*** DATASET ***

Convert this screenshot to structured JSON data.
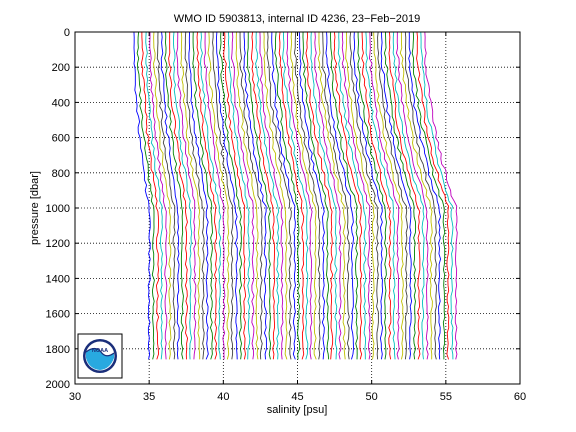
{
  "chart_data": {
    "type": "line",
    "title": "WMO ID 5903813, internal ID 4236, 23−Feb−2019",
    "xlabel": "salinity [psu]",
    "ylabel": "pressure [dbar]",
    "xlim": [
      30,
      60
    ],
    "ylim": [
      2000,
      0
    ],
    "y_reversed": true,
    "grid": true,
    "grid_style": "dotted",
    "x_ticks": [
      30,
      35,
      40,
      45,
      50,
      55,
      60
    ],
    "y_ticks": [
      0,
      200,
      400,
      600,
      800,
      1000,
      1200,
      1400,
      1600,
      1800,
      2000
    ],
    "x_tick_labels": [
      "30",
      "35",
      "40",
      "45",
      "50",
      "55",
      "60"
    ],
    "y_tick_labels": [
      "0",
      "200",
      "400",
      "600",
      "800",
      "1000",
      "1200",
      "1400",
      "1600",
      "1800",
      "2000"
    ],
    "series_colors": [
      "#0000ff",
      "#008000",
      "#ff0000",
      "#00bfbf",
      "#bf00bf",
      "#bfbf00",
      "#404040"
    ],
    "offset_profiles": {
      "count": 75,
      "first_surface_salinity": 34.0,
      "surface_step": 0.26,
      "last_surface_salinity": 53.6,
      "first_deep_salinity": 35.0,
      "last_deep_salinity": 55.7,
      "max_pressure": 1870
    },
    "logo": {
      "text": "NOAA",
      "colors": {
        "dark": "#1a2e7a",
        "light": "#28a9e0"
      }
    }
  }
}
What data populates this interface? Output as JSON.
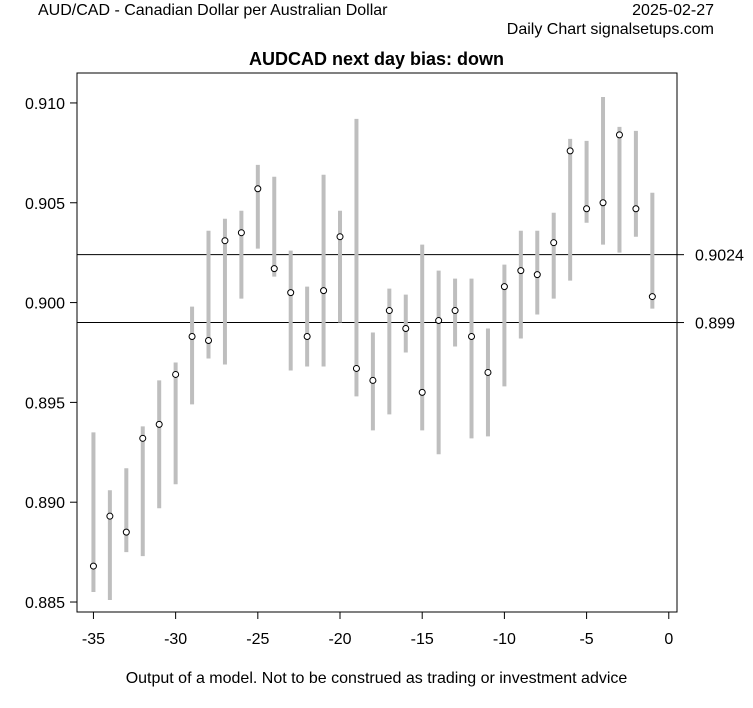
{
  "header": {
    "pair": "AUD/CAD - Canadian Dollar per Australian Dollar",
    "date": "2025-02-27",
    "source": "Daily Chart signalsetups.com"
  },
  "footer": {
    "note": "Output of a model. Not to be construed as trading or investment advice"
  },
  "colors": {
    "range_bar": "#bebebe",
    "point": "#000000",
    "reference_line": "#000000",
    "background": "#ffffff"
  },
  "chart_data": {
    "type": "scatter",
    "title": "AUDCAD next day bias: down",
    "xlabel": "",
    "ylabel": "",
    "xlim": [
      -36,
      0.5
    ],
    "ylim": [
      0.8845,
      0.9115
    ],
    "x_ticks": [
      -35,
      -30,
      -25,
      -20,
      -15,
      -10,
      -5,
      0
    ],
    "x_tick_labels": [
      "-35",
      "-30",
      "-25",
      "-20",
      "-15",
      "-10",
      "-5",
      "0"
    ],
    "y_ticks": [
      0.885,
      0.89,
      0.895,
      0.9,
      0.905,
      0.91
    ],
    "y_tick_labels": [
      "0.885",
      "0.890",
      "0.895",
      "0.900",
      "0.905",
      "0.910"
    ],
    "grid": false,
    "reference_lines": [
      {
        "y": 0.9024,
        "label": "0.9024"
      },
      {
        "y": 0.899,
        "label": "0.899"
      }
    ],
    "points": [
      {
        "x": -35,
        "low": 0.8855,
        "high": 0.8935,
        "close": 0.8868
      },
      {
        "x": -34,
        "low": 0.8851,
        "high": 0.8906,
        "close": 0.8893
      },
      {
        "x": -33,
        "low": 0.8875,
        "high": 0.8917,
        "close": 0.8885
      },
      {
        "x": -32,
        "low": 0.8873,
        "high": 0.8938,
        "close": 0.8932
      },
      {
        "x": -31,
        "low": 0.8897,
        "high": 0.8961,
        "close": 0.8939
      },
      {
        "x": -30,
        "low": 0.8909,
        "high": 0.897,
        "close": 0.8964
      },
      {
        "x": -29,
        "low": 0.8949,
        "high": 0.8998,
        "close": 0.8983
      },
      {
        "x": -28,
        "low": 0.8972,
        "high": 0.9036,
        "close": 0.8981
      },
      {
        "x": -27,
        "low": 0.8969,
        "high": 0.9042,
        "close": 0.9031
      },
      {
        "x": -26,
        "low": 0.9002,
        "high": 0.9046,
        "close": 0.9035
      },
      {
        "x": -25,
        "low": 0.9027,
        "high": 0.9069,
        "close": 0.9057
      },
      {
        "x": -24,
        "low": 0.9013,
        "high": 0.9063,
        "close": 0.9017
      },
      {
        "x": -23,
        "low": 0.8966,
        "high": 0.9026,
        "close": 0.9005
      },
      {
        "x": -22,
        "low": 0.8968,
        "high": 0.9008,
        "close": 0.8983
      },
      {
        "x": -21,
        "low": 0.8968,
        "high": 0.9064,
        "close": 0.9006
      },
      {
        "x": -20,
        "low": 0.899,
        "high": 0.9046,
        "close": 0.9033
      },
      {
        "x": -19,
        "low": 0.8953,
        "high": 0.9092,
        "close": 0.8967
      },
      {
        "x": -18,
        "low": 0.8936,
        "high": 0.8985,
        "close": 0.8961
      },
      {
        "x": -17,
        "low": 0.8944,
        "high": 0.9007,
        "close": 0.8996
      },
      {
        "x": -16,
        "low": 0.8975,
        "high": 0.9004,
        "close": 0.8987
      },
      {
        "x": -15,
        "low": 0.8936,
        "high": 0.9029,
        "close": 0.8955
      },
      {
        "x": -14,
        "low": 0.8924,
        "high": 0.9016,
        "close": 0.8991
      },
      {
        "x": -13,
        "low": 0.8978,
        "high": 0.9012,
        "close": 0.8996
      },
      {
        "x": -12,
        "low": 0.8932,
        "high": 0.9012,
        "close": 0.8983
      },
      {
        "x": -11,
        "low": 0.8933,
        "high": 0.8987,
        "close": 0.8965
      },
      {
        "x": -10,
        "low": 0.8958,
        "high": 0.9019,
        "close": 0.9008
      },
      {
        "x": -9,
        "low": 0.8982,
        "high": 0.9036,
        "close": 0.9016
      },
      {
        "x": -8,
        "low": 0.8994,
        "high": 0.9036,
        "close": 0.9014
      },
      {
        "x": -7,
        "low": 0.9002,
        "high": 0.9045,
        "close": 0.903
      },
      {
        "x": -6,
        "low": 0.9011,
        "high": 0.9082,
        "close": 0.9076
      },
      {
        "x": -5,
        "low": 0.904,
        "high": 0.9081,
        "close": 0.9047
      },
      {
        "x": -4,
        "low": 0.9029,
        "high": 0.9103,
        "close": 0.905
      },
      {
        "x": -3,
        "low": 0.9025,
        "high": 0.9088,
        "close": 0.9084
      },
      {
        "x": -2,
        "low": 0.9033,
        "high": 0.9086,
        "close": 0.9047
      },
      {
        "x": -1,
        "low": 0.8997,
        "high": 0.9055,
        "close": 0.9003
      }
    ]
  }
}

***

Go back to the records above and write them out exactly, without the pictures.

→ **RESULT**
Convert this screenshot to structured JSON data.
{
  "chart_data": {
    "type": "line",
    "title": "WMO ID 5903813, internal ID 4236, 23−Feb−2019",
    "xlabel": "salinity [psu]",
    "ylabel": "pressure [dbar]",
    "xlim": [
      30,
      60
    ],
    "ylim": [
      2000,
      0
    ],
    "y_reversed": true,
    "grid": true,
    "grid_style": "dotted",
    "x_ticks": [
      30,
      35,
      40,
      45,
      50,
      55,
      60
    ],
    "y_ticks": [
      0,
      200,
      400,
      600,
      800,
      1000,
      1200,
      1400,
      1600,
      1800,
      2000
    ],
    "x_tick_labels": [
      "30",
      "35",
      "40",
      "45",
      "50",
      "55",
      "60"
    ],
    "y_tick_labels": [
      "0",
      "200",
      "400",
      "600",
      "800",
      "1000",
      "1200",
      "1400",
      "1600",
      "1800",
      "2000"
    ],
    "series_colors": [
      "#0000ff",
      "#008000",
      "#ff0000",
      "#00bfbf",
      "#bf00bf",
      "#bfbf00",
      "#404040"
    ],
    "offset_profiles": {
      "count": 75,
      "first_surface_salinity": 34.0,
      "surface_step": 0.26,
      "last_surface_salinity": 53.6,
      "first_deep_salinity": 35.0,
      "last_deep_salinity": 55.7,
      "max_pressure": 1870
    },
    "logo": {
      "text": "NOAA",
      "colors": {
        "dark": "#1a2e7a",
        "light": "#28a9e0"
      }
    }
  }
}
What data populates this interface? Output as JSON.
{
  "header": {
    "pair": "AUD/CAD - Canadian Dollar per Australian Dollar",
    "date": "2025-02-27",
    "source": "Daily Chart signalsetups.com"
  },
  "footer": {
    "note": "Output of a model. Not to be construed as trading or investment advice"
  },
  "colors": {
    "range_bar": "#bebebe",
    "point": "#000000",
    "reference_line": "#000000",
    "background": "#ffffff"
  },
  "chart_data": {
    "type": "scatter",
    "title": "AUDCAD next day bias: down",
    "xlabel": "",
    "ylabel": "",
    "xlim": [
      -36,
      0.5
    ],
    "ylim": [
      0.8845,
      0.9115
    ],
    "x_ticks": [
      -35,
      -30,
      -25,
      -20,
      -15,
      -10,
      -5,
      0
    ],
    "x_tick_labels": [
      "-35",
      "-30",
      "-25",
      "-20",
      "-15",
      "-10",
      "-5",
      "0"
    ],
    "y_ticks": [
      0.885,
      0.89,
      0.895,
      0.9,
      0.905,
      0.91
    ],
    "y_tick_labels": [
      "0.885",
      "0.890",
      "0.895",
      "0.900",
      "0.905",
      "0.910"
    ],
    "grid": false,
    "reference_lines": [
      {
        "y": 0.9024,
        "label": "0.9024"
      },
      {
        "y": 0.899,
        "label": "0.899"
      }
    ],
    "points": [
      {
        "x": -35,
        "low": 0.8855,
        "high": 0.8935,
        "close": 0.8868
      },
      {
        "x": -34,
        "low": 0.8851,
        "high": 0.8906,
        "close": 0.8893
      },
      {
        "x": -33,
        "low": 0.8875,
        "high": 0.8917,
        "close": 0.8885
      },
      {
        "x": -32,
        "low": 0.8873,
        "high": 0.8938,
        "close": 0.8932
      },
      {
        "x": -31,
        "low": 0.8897,
        "high": 0.8961,
        "close": 0.8939
      },
      {
        "x": -30,
        "low": 0.8909,
        "high": 0.897,
        "close": 0.8964
      },
      {
        "x": -29,
        "low": 0.8949,
        "high": 0.8998,
        "close": 0.8983
      },
      {
        "x": -28,
        "low": 0.8972,
        "high": 0.9036,
        "close": 0.8981
      },
      {
        "x": -27,
        "low": 0.8969,
        "high": 0.9042,
        "close": 0.9031
      },
      {
        "x": -26,
        "low": 0.9002,
        "high": 0.9046,
        "close": 0.9035
      },
      {
        "x": -25,
        "low": 0.9027,
        "high": 0.9069,
        "close": 0.9057
      },
      {
        "x": -24,
        "low": 0.9013,
        "high": 0.9063,
        "close": 0.9017
      },
      {
        "x": -23,
        "low": 0.8966,
        "high": 0.9026,
        "close": 0.9005
      },
      {
        "x": -22,
        "low": 0.8968,
        "high": 0.9008,
        "close": 0.8983
      },
      {
        "x": -21,
        "low": 0.8968,
        "high": 0.9064,
        "close": 0.9006
      },
      {
        "x": -20,
        "low": 0.899,
        "high": 0.9046,
        "close": 0.9033
      },
      {
        "x": -19,
        "low": 0.8953,
        "high": 0.9092,
        "close": 0.8967
      },
      {
        "x": -18,
        "low": 0.8936,
        "high": 0.8985,
        "close": 0.8961
      },
      {
        "x": -17,
        "low": 0.8944,
        "high": 0.9007,
        "close": 0.8996
      },
      {
        "x": -16,
        "low": 0.8975,
        "high": 0.9004,
        "close": 0.8987
      },
      {
        "x": -15,
        "low": 0.8936,
        "high": 0.9029,
        "close": 0.8955
      },
      {
        "x": -14,
        "low": 0.8924,
        "high": 0.9016,
        "close": 0.8991
      },
      {
        "x": -13,
        "low": 0.8978,
        "high": 0.9012,
        "close": 0.8996
      },
      {
        "x": -12,
        "low": 0.8932,
        "high": 0.9012,
        "close": 0.8983
      },
      {
        "x": -11,
        "low": 0.8933,
        "high": 0.8987,
        "close": 0.8965
      },
      {
        "x": -10,
        "low": 0.8958,
        "high": 0.9019,
        "close": 0.9008
      },
      {
        "x": -9,
        "low": 0.8982,
        "high": 0.9036,
        "close": 0.9016
      },
      {
        "x": -8,
        "low": 0.8994,
        "high": 0.9036,
        "close": 0.9014
      },
      {
        "x": -7,
        "low": 0.9002,
        "high": 0.9045,
        "close": 0.903
      },
      {
        "x": -6,
        "low": 0.9011,
        "high": 0.9082,
        "close": 0.9076
      },
      {
        "x": -5,
        "low": 0.904,
        "high": 0.9081,
        "close": 0.9047
      },
      {
        "x": -4,
        "low": 0.9029,
        "high": 0.9103,
        "close": 0.905
      },
      {
        "x": -3,
        "low": 0.9025,
        "high": 0.9088,
        "close": 0.9084
      },
      {
        "x": -2,
        "low": 0.9033,
        "high": 0.9086,
        "close": 0.9047
      },
      {
        "x": -1,
        "low": 0.8997,
        "high": 0.9055,
        "close": 0.9003
      }
    ]
  }
}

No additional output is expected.